- Description of the task: Only the pictures are left out: repeat the rest of the entries exactly.

- Source material:

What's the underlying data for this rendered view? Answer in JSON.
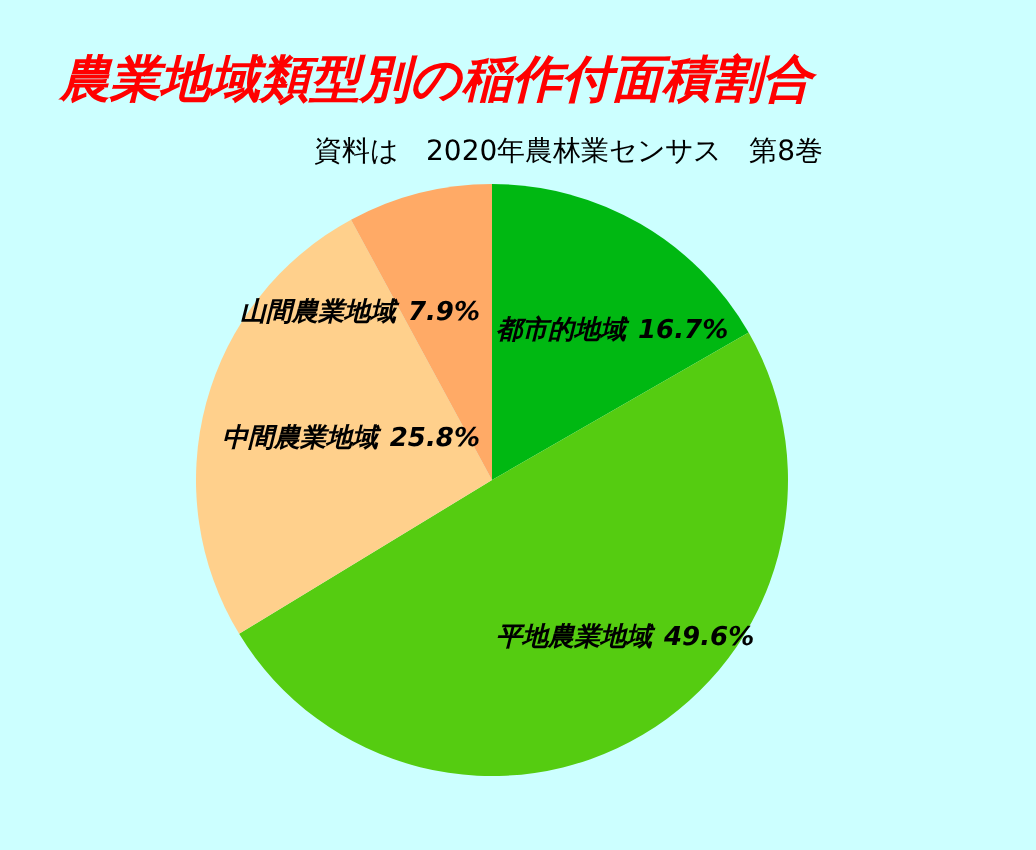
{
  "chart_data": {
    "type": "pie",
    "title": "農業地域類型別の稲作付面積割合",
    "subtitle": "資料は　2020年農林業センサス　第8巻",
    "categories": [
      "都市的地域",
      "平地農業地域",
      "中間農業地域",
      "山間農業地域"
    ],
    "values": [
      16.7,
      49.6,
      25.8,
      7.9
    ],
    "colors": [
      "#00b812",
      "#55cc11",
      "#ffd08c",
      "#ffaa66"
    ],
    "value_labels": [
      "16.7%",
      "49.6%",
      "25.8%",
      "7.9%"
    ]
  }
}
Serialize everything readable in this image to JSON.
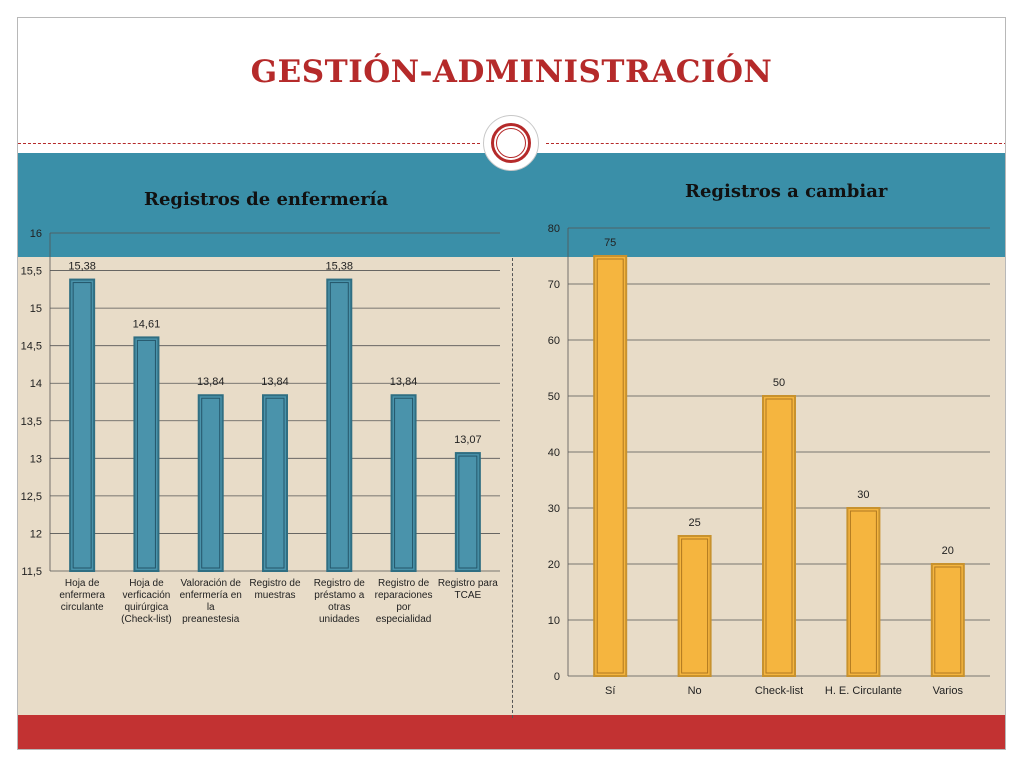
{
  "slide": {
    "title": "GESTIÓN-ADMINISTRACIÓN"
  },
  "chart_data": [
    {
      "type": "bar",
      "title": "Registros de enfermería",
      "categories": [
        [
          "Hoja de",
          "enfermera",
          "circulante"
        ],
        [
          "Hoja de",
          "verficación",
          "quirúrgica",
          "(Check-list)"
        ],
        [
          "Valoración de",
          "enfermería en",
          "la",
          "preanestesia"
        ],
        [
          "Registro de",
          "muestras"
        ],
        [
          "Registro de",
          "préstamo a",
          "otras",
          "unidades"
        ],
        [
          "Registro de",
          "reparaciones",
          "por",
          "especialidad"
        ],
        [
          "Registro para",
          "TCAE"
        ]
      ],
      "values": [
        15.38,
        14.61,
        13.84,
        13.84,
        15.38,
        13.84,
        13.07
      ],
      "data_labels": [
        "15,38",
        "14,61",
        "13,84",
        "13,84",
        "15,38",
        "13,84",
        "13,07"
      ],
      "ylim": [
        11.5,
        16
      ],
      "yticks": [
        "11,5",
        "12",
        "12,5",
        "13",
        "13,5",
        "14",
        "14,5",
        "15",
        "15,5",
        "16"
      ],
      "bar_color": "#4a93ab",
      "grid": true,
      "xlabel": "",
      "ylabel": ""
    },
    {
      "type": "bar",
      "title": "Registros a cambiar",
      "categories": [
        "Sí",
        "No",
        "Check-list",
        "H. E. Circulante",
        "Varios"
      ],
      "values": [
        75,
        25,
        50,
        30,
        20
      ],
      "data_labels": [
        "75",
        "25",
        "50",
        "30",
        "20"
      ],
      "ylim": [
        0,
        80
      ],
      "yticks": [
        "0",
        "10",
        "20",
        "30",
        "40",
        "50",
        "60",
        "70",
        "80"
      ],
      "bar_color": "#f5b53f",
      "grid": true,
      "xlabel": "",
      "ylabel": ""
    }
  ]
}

- Result for this exercise:
What's the underlying data for this rendered view? Answer in JSON.
{
  "chart_data": {
    "type": "pie",
    "title": "農業地域類型別の稲作付面積割合",
    "subtitle": "資料は　2020年農林業センサス　第8巻",
    "categories": [
      "都市的地域",
      "平地農業地域",
      "中間農業地域",
      "山間農業地域"
    ],
    "values": [
      16.7,
      49.6,
      25.8,
      7.9
    ],
    "colors": [
      "#00b812",
      "#55cc11",
      "#ffd08c",
      "#ffaa66"
    ],
    "value_labels": [
      "16.7%",
      "49.6%",
      "25.8%",
      "7.9%"
    ]
  }
}
Serialize everything readable in this image to JSON.
{
  "slide": {
    "title": "GESTIÓN-ADMINISTRACIÓN"
  },
  "chart_data": [
    {
      "type": "bar",
      "title": "Registros de enfermería",
      "categories": [
        [
          "Hoja de",
          "enfermera",
          "circulante"
        ],
        [
          "Hoja de",
          "verficación",
          "quirúrgica",
          "(Check-list)"
        ],
        [
          "Valoración de",
          "enfermería en",
          "la",
          "preanestesia"
        ],
        [
          "Registro de",
          "muestras"
        ],
        [
          "Registro de",
          "préstamo a",
          "otras",
          "unidades"
        ],
        [
          "Registro de",
          "reparaciones",
          "por",
          "especialidad"
        ],
        [
          "Registro para",
          "TCAE"
        ]
      ],
      "values": [
        15.38,
        14.61,
        13.84,
        13.84,
        15.38,
        13.84,
        13.07
      ],
      "data_labels": [
        "15,38",
        "14,61",
        "13,84",
        "13,84",
        "15,38",
        "13,84",
        "13,07"
      ],
      "ylim": [
        11.5,
        16
      ],
      "yticks": [
        "11,5",
        "12",
        "12,5",
        "13",
        "13,5",
        "14",
        "14,5",
        "15",
        "15,5",
        "16"
      ],
      "bar_color": "#4a93ab",
      "grid": true,
      "xlabel": "",
      "ylabel": ""
    },
    {
      "type": "bar",
      "title": "Registros a cambiar",
      "categories": [
        "Sí",
        "No",
        "Check-list",
        "H. E. Circulante",
        "Varios"
      ],
      "values": [
        75,
        25,
        50,
        30,
        20
      ],
      "data_labels": [
        "75",
        "25",
        "50",
        "30",
        "20"
      ],
      "ylim": [
        0,
        80
      ],
      "yticks": [
        "0",
        "10",
        "20",
        "30",
        "40",
        "50",
        "60",
        "70",
        "80"
      ],
      "bar_color": "#f5b53f",
      "grid": true,
      "xlabel": "",
      "ylabel": ""
    }
  ]
}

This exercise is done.